- _What this task involves_
Examine the entries and show every line in which the word "created" is found.

- _Records to process_
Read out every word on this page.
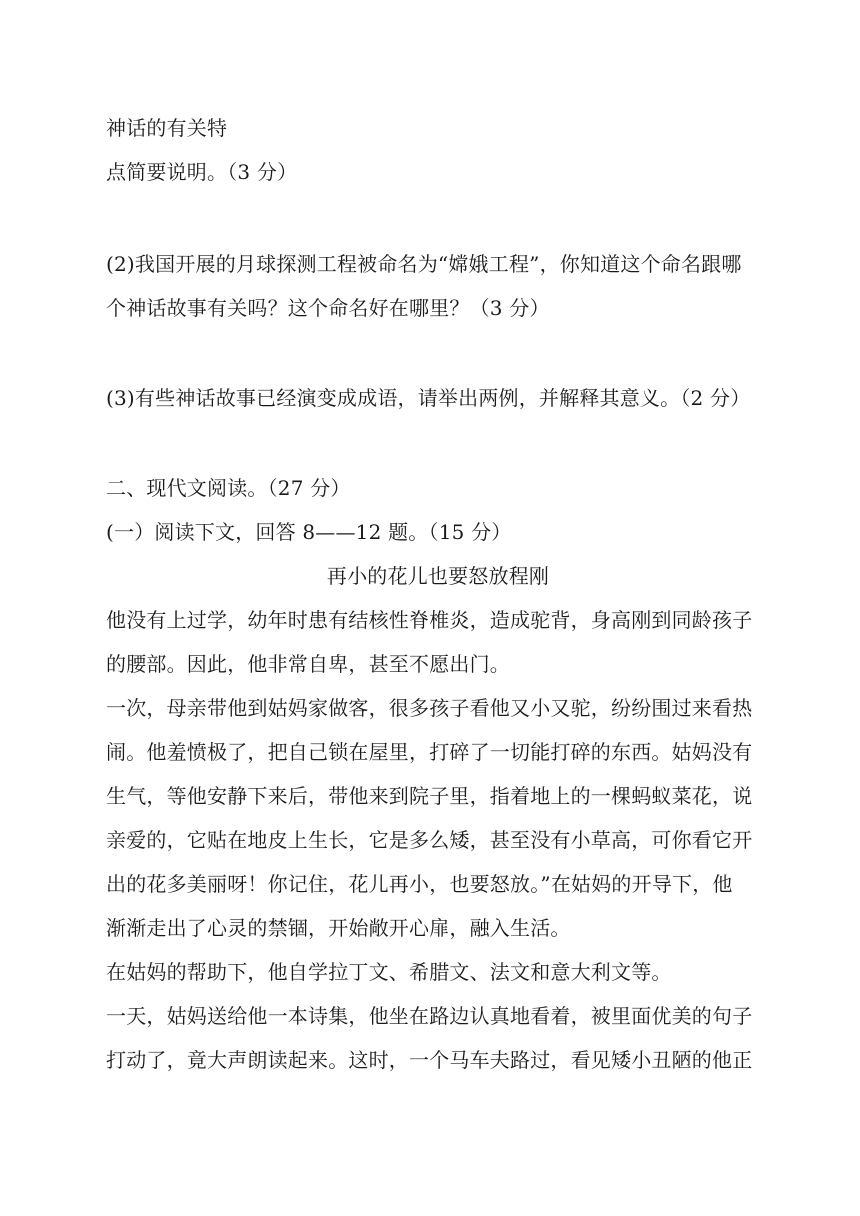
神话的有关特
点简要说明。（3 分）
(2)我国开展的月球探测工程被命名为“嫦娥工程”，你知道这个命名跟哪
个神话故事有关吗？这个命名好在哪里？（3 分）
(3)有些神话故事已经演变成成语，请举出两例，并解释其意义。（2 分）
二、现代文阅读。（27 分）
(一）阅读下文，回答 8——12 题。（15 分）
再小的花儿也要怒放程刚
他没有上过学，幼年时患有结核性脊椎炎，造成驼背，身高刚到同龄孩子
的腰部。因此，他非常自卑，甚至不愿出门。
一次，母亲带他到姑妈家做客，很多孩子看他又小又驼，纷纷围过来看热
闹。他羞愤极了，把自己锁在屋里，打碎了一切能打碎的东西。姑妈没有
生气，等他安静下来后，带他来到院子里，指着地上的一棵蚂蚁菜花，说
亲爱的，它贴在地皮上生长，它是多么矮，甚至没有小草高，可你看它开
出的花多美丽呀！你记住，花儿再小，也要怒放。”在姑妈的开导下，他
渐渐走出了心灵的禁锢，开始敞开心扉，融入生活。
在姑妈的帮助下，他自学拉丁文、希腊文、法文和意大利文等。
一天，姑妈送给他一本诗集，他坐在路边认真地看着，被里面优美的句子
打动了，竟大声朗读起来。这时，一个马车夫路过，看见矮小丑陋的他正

* * *

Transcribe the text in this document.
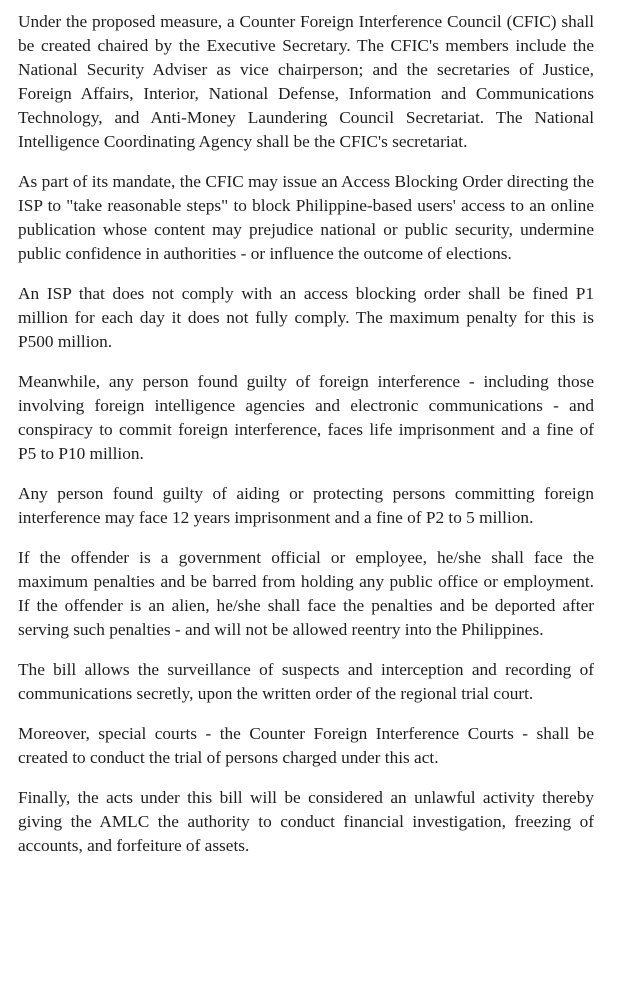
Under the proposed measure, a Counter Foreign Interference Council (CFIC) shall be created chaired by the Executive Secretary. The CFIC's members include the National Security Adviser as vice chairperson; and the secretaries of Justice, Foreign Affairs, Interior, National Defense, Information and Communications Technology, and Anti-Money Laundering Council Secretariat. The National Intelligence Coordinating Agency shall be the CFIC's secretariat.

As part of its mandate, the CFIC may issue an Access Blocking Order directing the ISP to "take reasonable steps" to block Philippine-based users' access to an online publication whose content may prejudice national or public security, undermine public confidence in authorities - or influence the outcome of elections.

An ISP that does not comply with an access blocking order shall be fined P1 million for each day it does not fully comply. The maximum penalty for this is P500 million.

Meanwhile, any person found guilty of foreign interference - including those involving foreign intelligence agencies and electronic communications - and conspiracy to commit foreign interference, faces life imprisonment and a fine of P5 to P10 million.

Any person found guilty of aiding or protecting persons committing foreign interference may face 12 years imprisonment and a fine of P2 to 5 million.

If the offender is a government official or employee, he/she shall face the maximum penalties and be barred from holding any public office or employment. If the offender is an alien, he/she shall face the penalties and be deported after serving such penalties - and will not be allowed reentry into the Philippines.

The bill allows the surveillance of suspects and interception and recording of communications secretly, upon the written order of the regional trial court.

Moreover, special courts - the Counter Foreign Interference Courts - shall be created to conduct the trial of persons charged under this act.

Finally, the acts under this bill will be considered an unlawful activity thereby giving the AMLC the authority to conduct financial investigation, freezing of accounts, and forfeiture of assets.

--

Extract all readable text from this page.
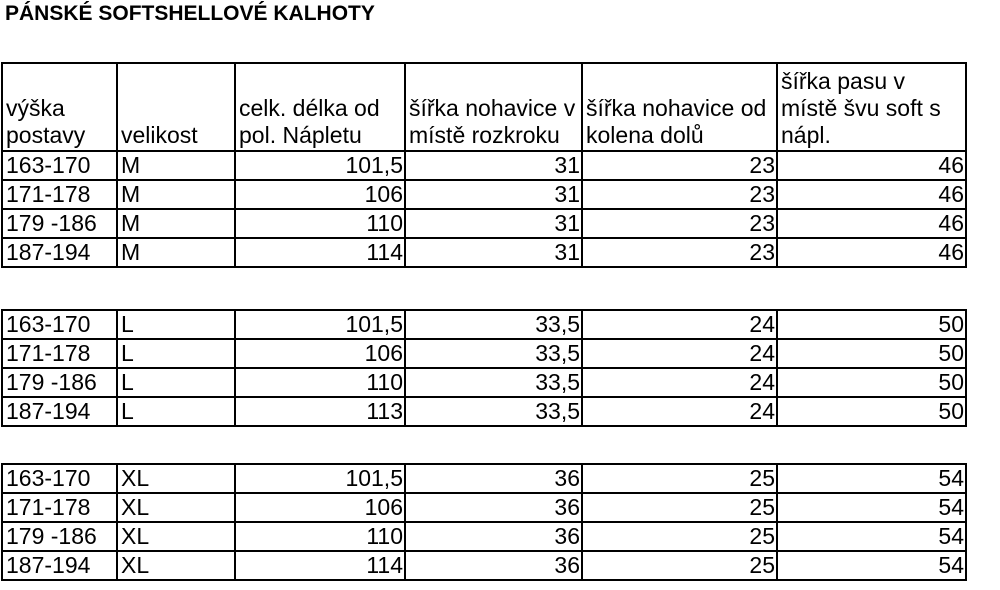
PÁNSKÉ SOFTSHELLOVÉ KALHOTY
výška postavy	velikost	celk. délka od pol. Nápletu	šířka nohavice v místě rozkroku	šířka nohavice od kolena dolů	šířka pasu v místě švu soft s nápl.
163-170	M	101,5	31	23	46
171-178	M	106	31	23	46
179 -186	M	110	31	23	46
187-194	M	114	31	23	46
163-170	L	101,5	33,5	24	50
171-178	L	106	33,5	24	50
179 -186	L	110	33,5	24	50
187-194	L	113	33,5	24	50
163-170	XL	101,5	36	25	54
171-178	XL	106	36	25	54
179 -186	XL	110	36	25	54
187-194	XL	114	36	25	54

- _Solution_
Under the proposed measure, a Counter Foreign Interference Council (CFIC) shall be created chaired by the Executive Secretary. The CFIC's members include the National Security Adviser as vice chairperson; and the secretaries of Justice, Foreign Affairs, Interior, National Defense, Information and Communications Technology, and Anti-Money Laundering Council Secretariat. The National Intelligence Coordinating Agency shall be the CFIC's secretariat.
Moreover, special courts - the Counter Foreign Interference Courts - shall be created to conduct the trial of persons charged under this act.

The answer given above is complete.